Your objective →
All the data must come back unchanged, except that pictures are left out.

Extracted data entries →
===

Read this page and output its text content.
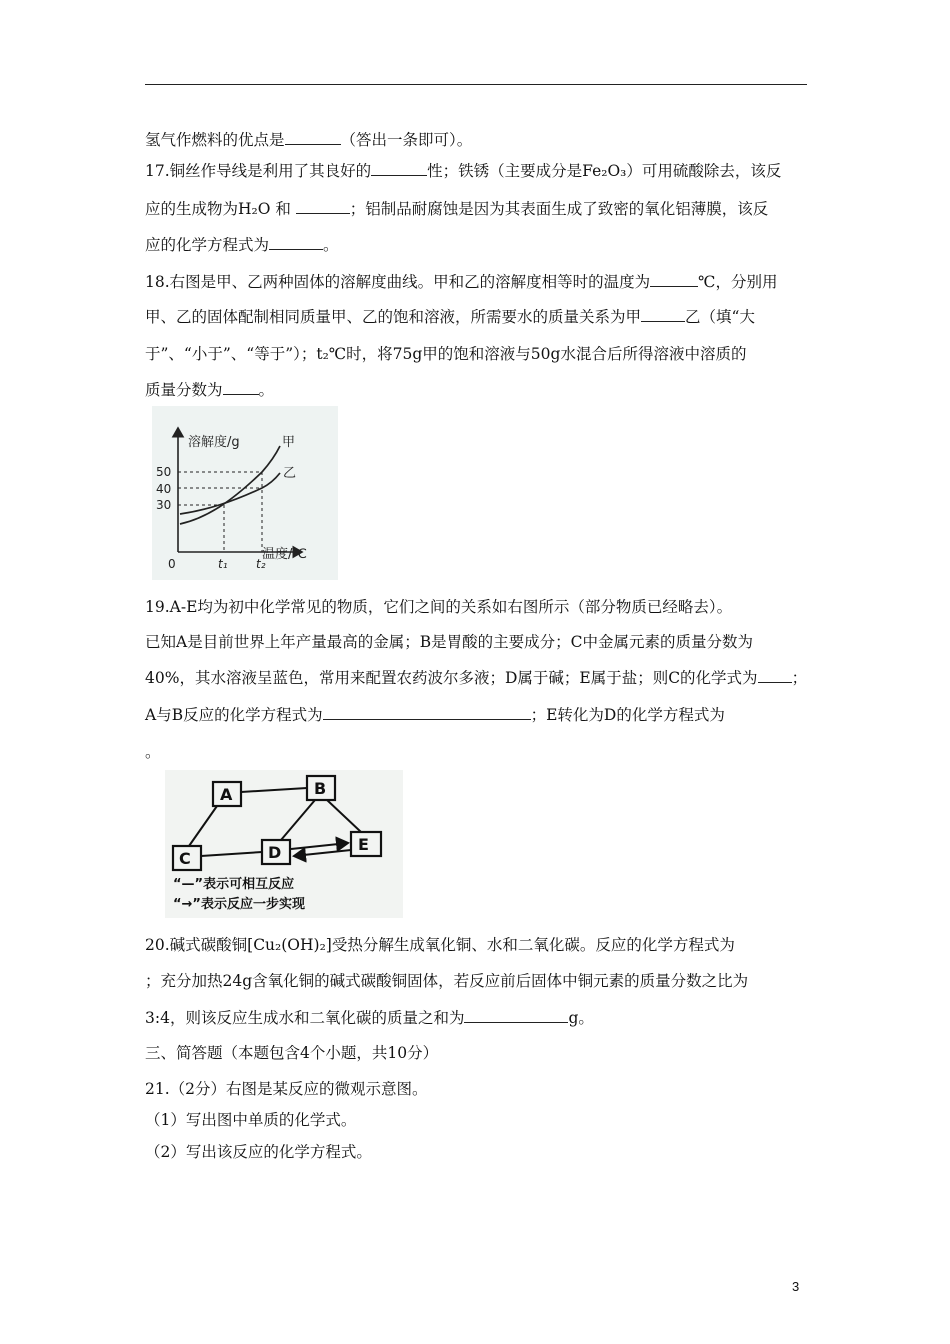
氢气作燃料的优点是	（答出一条即可）。
17.铜丝作导线是利用了其良好的	性；铁锈（主要成分是Fe₂O₃）可用硫酸除去，该反
应的生成物为H₂O 和	；铝制品耐腐蚀是因为其表面生成了致密的氧化铝薄膜，该反
应的化学方程式为	。
18.右图是甲、乙两种固体的溶解度曲线。甲和乙的溶解度相等时的温度为	℃，分别用
甲、乙的固体配制相同质量甲、乙的饱和溶液，所需要水的质量关系为甲	乙（填“大
于”、“小于”、“等于”）；t₂℃时，将75g甲的饱和溶液与50g水混合后所得溶液中溶质的
质量分数为 。
溶解度/g
温度/℃
0
50
40
30
甲
乙
t₁ t₂
19.A-E均为初中化学常见的物质，它们之间的关系如右图所示（部分物质已经略去）。
已知A是目前世界上年产量最高的金属；B是胃酸的主要成分；C中金属元素的质量分数为
40%，其水溶液呈蓝色，常用来配置农药波尔多液；D属于碱；E属于盐；则C的化学式为 ；
A与B反应的化学方程式为	；E转化为D的化学方程式为
。
A	B
C	D	E
“—”表示可相互反应
“→”表示反应一步实现
20.碱式碳酸铜[Cu₂(OH)₂]受热分解生成氧化铜、水和二氧化碳。反应的化学方程式为
；充分加热24g含氧化铜的碱式碳酸铜固体，若反应前后固体中铜元素的质量分数之比为
3:4，则该反应生成水和二氧化碳的质量之和为	g。
三、简答题（本题包含4个小题，共10分）
21.（2分）右图是某反应的微观示意图。
（1）写出图中单质的化学式。
（2）写出该反应的化学方程式。
3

===

Exercise response →
Read this page and output its text content.
氢气作燃料的优点是	（答出一条即可）。
17.铜丝作导线是利用了其良好的	性；铁锈（主要成分是Fe₂O₃）可用硫酸除去，该反
应的生成物为H₂O 和	；铝制品耐腐蚀是因为其表面生成了致密的氧化铝薄膜，该反
应的化学方程式为	。
18.右图是甲、乙两种固体的溶解度曲线。甲和乙的溶解度相等时的温度为	℃，分别用
甲、乙的固体配制相同质量甲、乙的饱和溶液，所需要水的质量关系为甲	乙（填“大
于”、“小于”、“等于”）；t₂℃时，将75g甲的饱和溶液与50g水混合后所得溶液中溶质的
质量分数为 。
溶解度/g
温度/℃
0
50
40
30
甲
乙
t₁ t₂
19.A-E均为初中化学常见的物质，它们之间的关系如右图所示（部分物质已经略去）。
已知A是目前世界上年产量最高的金属；B是胃酸的主要成分；C中金属元素的质量分数为
40%，其水溶液呈蓝色，常用来配置农药波尔多液；D属于碱；E属于盐；则C的化学式为 ；
A与B反应的化学方程式为	；E转化为D的化学方程式为
。
A	B
C	D	E
“—”表示可相互反应
“→”表示反应一步实现
20.碱式碳酸铜[Cu₂(OH)₂]受热分解生成氧化铜、水和二氧化碳。反应的化学方程式为
；充分加热24g含氧化铜的碱式碳酸铜固体，若反应前后固体中铜元素的质量分数之比为
3:4，则该反应生成水和二氧化碳的质量之和为	g。
三、简答题（本题包含4个小题，共10分）
21.（2分）右图是某反应的微观示意图。
（1）写出图中单质的化学式。
（2）写出该反应的化学方程式。
3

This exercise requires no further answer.